- [Task to carry out]: Show every line in the records below that contains the word "untuk".

>> Begin Data for processing

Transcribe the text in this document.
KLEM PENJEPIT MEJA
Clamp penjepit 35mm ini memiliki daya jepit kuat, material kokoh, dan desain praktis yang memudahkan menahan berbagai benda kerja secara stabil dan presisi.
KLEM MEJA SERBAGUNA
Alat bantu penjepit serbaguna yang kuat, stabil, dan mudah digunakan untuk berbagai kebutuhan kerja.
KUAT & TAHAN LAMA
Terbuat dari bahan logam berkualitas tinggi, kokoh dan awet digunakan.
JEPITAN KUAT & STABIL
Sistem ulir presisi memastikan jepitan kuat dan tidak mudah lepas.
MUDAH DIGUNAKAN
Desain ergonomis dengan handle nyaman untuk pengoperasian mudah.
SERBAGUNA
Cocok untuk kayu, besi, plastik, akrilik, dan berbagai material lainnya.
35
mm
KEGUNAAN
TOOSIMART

>> End Data for processing
>> Begin Data for processing

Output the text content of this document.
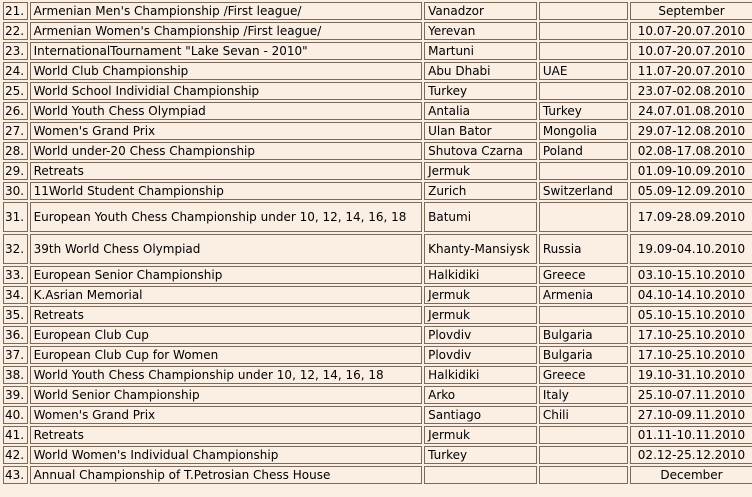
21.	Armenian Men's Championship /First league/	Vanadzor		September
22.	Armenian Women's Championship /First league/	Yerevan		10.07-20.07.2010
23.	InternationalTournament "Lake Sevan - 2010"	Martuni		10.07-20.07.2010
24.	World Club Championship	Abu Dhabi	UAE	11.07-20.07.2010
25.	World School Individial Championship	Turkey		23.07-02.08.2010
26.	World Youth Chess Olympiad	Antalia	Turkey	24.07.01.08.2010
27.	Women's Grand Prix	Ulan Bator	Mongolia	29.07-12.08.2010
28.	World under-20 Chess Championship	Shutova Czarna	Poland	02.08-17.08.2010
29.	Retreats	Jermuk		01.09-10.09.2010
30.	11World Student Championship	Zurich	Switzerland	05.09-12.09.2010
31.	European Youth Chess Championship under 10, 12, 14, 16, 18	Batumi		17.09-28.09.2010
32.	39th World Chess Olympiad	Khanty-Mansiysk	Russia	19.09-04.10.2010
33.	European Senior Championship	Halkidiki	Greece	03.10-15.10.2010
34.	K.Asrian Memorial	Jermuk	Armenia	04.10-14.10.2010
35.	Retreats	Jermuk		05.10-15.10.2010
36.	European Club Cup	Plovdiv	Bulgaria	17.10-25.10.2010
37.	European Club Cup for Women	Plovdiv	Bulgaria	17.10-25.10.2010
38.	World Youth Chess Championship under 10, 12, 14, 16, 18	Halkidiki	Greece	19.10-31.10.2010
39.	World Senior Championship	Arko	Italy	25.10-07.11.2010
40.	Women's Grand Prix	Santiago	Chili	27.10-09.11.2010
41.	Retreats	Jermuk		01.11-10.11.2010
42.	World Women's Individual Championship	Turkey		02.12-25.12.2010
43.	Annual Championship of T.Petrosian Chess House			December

>> End Data for processing

- [Answer below]:
Alat bantu penjepit serbaguna yang kuat, stabil, dan mudah digunakan untuk berbagai kebutuhan kerja.
Desain ergonomis dengan handle nyaman untuk pengoperasian mudah.
Cocok untuk kayu, besi, plastik, akrilik, dan berbagai material lainnya.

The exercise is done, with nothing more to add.